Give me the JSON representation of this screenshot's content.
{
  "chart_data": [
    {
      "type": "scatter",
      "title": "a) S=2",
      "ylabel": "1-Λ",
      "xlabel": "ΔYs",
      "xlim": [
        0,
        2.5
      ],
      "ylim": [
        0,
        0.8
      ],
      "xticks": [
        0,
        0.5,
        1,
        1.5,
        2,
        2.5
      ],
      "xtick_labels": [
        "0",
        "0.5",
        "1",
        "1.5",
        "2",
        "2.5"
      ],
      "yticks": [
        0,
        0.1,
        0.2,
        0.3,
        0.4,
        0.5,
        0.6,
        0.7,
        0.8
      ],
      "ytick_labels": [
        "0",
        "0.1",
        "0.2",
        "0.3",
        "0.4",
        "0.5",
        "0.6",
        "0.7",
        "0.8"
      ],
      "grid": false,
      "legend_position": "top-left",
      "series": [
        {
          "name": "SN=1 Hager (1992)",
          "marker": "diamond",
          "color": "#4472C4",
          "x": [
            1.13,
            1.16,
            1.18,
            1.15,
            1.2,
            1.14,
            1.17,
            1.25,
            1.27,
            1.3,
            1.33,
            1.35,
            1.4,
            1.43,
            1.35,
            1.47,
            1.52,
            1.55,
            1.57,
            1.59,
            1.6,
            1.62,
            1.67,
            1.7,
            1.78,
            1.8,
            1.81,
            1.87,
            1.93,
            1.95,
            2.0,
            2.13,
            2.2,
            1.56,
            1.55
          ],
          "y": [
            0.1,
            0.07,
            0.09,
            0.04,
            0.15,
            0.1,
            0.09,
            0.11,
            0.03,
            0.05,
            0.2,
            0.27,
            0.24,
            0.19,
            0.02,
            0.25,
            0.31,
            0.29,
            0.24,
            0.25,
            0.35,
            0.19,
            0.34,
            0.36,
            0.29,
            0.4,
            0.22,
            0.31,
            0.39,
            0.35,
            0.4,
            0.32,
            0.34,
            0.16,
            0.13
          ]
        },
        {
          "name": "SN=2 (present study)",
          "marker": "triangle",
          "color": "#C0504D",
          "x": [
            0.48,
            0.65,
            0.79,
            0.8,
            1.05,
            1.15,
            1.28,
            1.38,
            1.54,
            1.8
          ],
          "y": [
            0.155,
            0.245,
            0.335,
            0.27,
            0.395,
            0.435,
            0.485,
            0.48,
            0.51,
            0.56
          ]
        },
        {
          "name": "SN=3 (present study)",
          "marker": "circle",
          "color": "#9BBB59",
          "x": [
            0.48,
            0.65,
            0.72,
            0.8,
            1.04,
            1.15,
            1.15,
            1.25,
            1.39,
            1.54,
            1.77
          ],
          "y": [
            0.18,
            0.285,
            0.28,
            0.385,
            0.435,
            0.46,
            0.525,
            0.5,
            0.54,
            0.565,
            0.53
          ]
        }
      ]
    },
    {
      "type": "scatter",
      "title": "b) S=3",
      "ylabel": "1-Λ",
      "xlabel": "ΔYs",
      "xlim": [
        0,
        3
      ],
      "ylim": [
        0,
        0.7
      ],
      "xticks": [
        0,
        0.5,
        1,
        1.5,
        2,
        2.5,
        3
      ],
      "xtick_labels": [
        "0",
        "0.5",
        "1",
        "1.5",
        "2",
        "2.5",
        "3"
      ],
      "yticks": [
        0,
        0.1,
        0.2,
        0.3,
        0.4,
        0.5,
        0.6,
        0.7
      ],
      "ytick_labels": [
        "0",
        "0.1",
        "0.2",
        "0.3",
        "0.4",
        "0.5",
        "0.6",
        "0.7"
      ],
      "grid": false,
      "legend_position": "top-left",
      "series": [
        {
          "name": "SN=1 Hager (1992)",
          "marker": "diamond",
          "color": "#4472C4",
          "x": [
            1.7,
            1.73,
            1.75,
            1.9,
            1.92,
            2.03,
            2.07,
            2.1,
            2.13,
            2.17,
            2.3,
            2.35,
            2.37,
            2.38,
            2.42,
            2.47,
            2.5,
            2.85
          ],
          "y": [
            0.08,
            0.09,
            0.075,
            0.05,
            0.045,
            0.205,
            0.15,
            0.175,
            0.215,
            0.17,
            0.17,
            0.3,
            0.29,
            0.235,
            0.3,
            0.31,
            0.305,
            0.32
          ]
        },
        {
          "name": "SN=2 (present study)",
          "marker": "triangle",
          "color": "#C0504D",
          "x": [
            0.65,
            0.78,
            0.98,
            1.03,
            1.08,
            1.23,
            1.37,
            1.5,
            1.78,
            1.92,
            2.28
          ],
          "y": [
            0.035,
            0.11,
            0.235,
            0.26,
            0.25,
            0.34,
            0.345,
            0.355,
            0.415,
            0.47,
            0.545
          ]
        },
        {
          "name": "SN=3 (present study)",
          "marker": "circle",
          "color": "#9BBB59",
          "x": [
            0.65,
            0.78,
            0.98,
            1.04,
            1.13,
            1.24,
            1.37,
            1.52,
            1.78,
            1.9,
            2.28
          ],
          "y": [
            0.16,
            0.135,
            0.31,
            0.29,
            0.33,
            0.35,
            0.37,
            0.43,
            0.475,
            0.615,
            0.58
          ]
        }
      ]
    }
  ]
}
════
* To do *
Output the lines above verbatim and in full.

* Correct output *
Give me the JSON representation of this screenshot's content.
{
  "chart_data": [
    {
      "type": "scatter",
      "title": "a) S=2",
      "ylabel": "1-Λ",
      "xlabel": "ΔYs",
      "xlim": [
        0,
        2.5
      ],
      "ylim": [
        0,
        0.8
      ],
      "xticks": [
        0,
        0.5,
        1,
        1.5,
        2,
        2.5
      ],
      "xtick_labels": [
        "0",
        "0.5",
        "1",
        "1.5",
        "2",
        "2.5"
      ],
      "yticks": [
        0,
        0.1,
        0.2,
        0.3,
        0.4,
        0.5,
        0.6,
        0.7,
        0.8
      ],
      "ytick_labels": [
        "0",
        "0.1",
        "0.2",
        "0.3",
        "0.4",
        "0.5",
        "0.6",
        "0.7",
        "0.8"
      ],
      "grid": false,
      "legend_position": "top-left",
      "series": [
        {
          "name": "SN=1 Hager (1992)",
          "marker": "diamond",
          "color": "#4472C4",
          "x": [
            1.13,
            1.16,
            1.18,
            1.15,
            1.2,
            1.14,
            1.17,
            1.25,
            1.27,
            1.3,
            1.33,
            1.35,
            1.4,
            1.43,
            1.35,
            1.47,
            1.52,
            1.55,
            1.57,
            1.59,
            1.6,
            1.62,
            1.67,
            1.7,
            1.78,
            1.8,
            1.81,
            1.87,
            1.93,
            1.95,
            2.0,
            2.13,
            2.2,
            1.56,
            1.55
          ],
          "y": [
            0.1,
            0.07,
            0.09,
            0.04,
            0.15,
            0.1,
            0.09,
            0.11,
            0.03,
            0.05,
            0.2,
            0.27,
            0.24,
            0.19,
            0.02,
            0.25,
            0.31,
            0.29,
            0.24,
            0.25,
            0.35,
            0.19,
            0.34,
            0.36,
            0.29,
            0.4,
            0.22,
            0.31,
            0.39,
            0.35,
            0.4,
            0.32,
            0.34,
            0.16,
            0.13
          ]
        },
        {
          "name": "SN=2 (present study)",
          "marker": "triangle",
          "color": "#C0504D",
          "x": [
            0.48,
            0.65,
            0.79,
            0.8,
            1.05,
            1.15,
            1.28,
            1.38,
            1.54,
            1.8
          ],
          "y": [
            0.155,
            0.245,
            0.335,
            0.27,
            0.395,
            0.435,
            0.485,
            0.48,
            0.51,
            0.56
          ]
        },
        {
          "name": "SN=3 (present study)",
          "marker": "circle",
          "color": "#9BBB59",
          "x": [
            0.48,
            0.65,
            0.72,
            0.8,
            1.04,
            1.15,
            1.15,
            1.25,
            1.39,
            1.54,
            1.77
          ],
          "y": [
            0.18,
            0.285,
            0.28,
            0.385,
            0.435,
            0.46,
            0.525,
            0.5,
            0.54,
            0.565,
            0.53
          ]
        }
      ]
    },
    {
      "type": "scatter",
      "title": "b) S=3",
      "ylabel": "1-Λ",
      "xlabel": "ΔYs",
      "xlim": [
        0,
        3
      ],
      "ylim": [
        0,
        0.7
      ],
      "xticks": [
        0,
        0.5,
        1,
        1.5,
        2,
        2.5,
        3
      ],
      "xtick_labels": [
        "0",
        "0.5",
        "1",
        "1.5",
        "2",
        "2.5",
        "3"
      ],
      "yticks": [
        0,
        0.1,
        0.2,
        0.3,
        0.4,
        0.5,
        0.6,
        0.7
      ],
      "ytick_labels": [
        "0",
        "0.1",
        "0.2",
        "0.3",
        "0.4",
        "0.5",
        "0.6",
        "0.7"
      ],
      "grid": false,
      "legend_position": "top-left",
      "series": [
        {
          "name": "SN=1 Hager (1992)",
          "marker": "diamond",
          "color": "#4472C4",
          "x": [
            1.7,
            1.73,
            1.75,
            1.9,
            1.92,
            2.03,
            2.07,
            2.1,
            2.13,
            2.17,
            2.3,
            2.35,
            2.37,
            2.38,
            2.42,
            2.47,
            2.5,
            2.85
          ],
          "y": [
            0.08,
            0.09,
            0.075,
            0.05,
            0.045,
            0.205,
            0.15,
            0.175,
            0.215,
            0.17,
            0.17,
            0.3,
            0.29,
            0.235,
            0.3,
            0.31,
            0.305,
            0.32
          ]
        },
        {
          "name": "SN=2 (present study)",
          "marker": "triangle",
          "color": "#C0504D",
          "x": [
            0.65,
            0.78,
            0.98,
            1.03,
            1.08,
            1.23,
            1.37,
            1.5,
            1.78,
            1.92,
            2.28
          ],
          "y": [
            0.035,
            0.11,
            0.235,
            0.26,
            0.25,
            0.34,
            0.345,
            0.355,
            0.415,
            0.47,
            0.545
          ]
        },
        {
          "name": "SN=3 (present study)",
          "marker": "circle",
          "color": "#9BBB59",
          "x": [
            0.65,
            0.78,
            0.98,
            1.04,
            1.13,
            1.24,
            1.37,
            1.52,
            1.78,
            1.9,
            2.28
          ],
          "y": [
            0.16,
            0.135,
            0.31,
            0.29,
            0.33,
            0.35,
            0.37,
            0.43,
            0.475,
            0.615,
            0.58
          ]
        }
      ]
    }
  ]
}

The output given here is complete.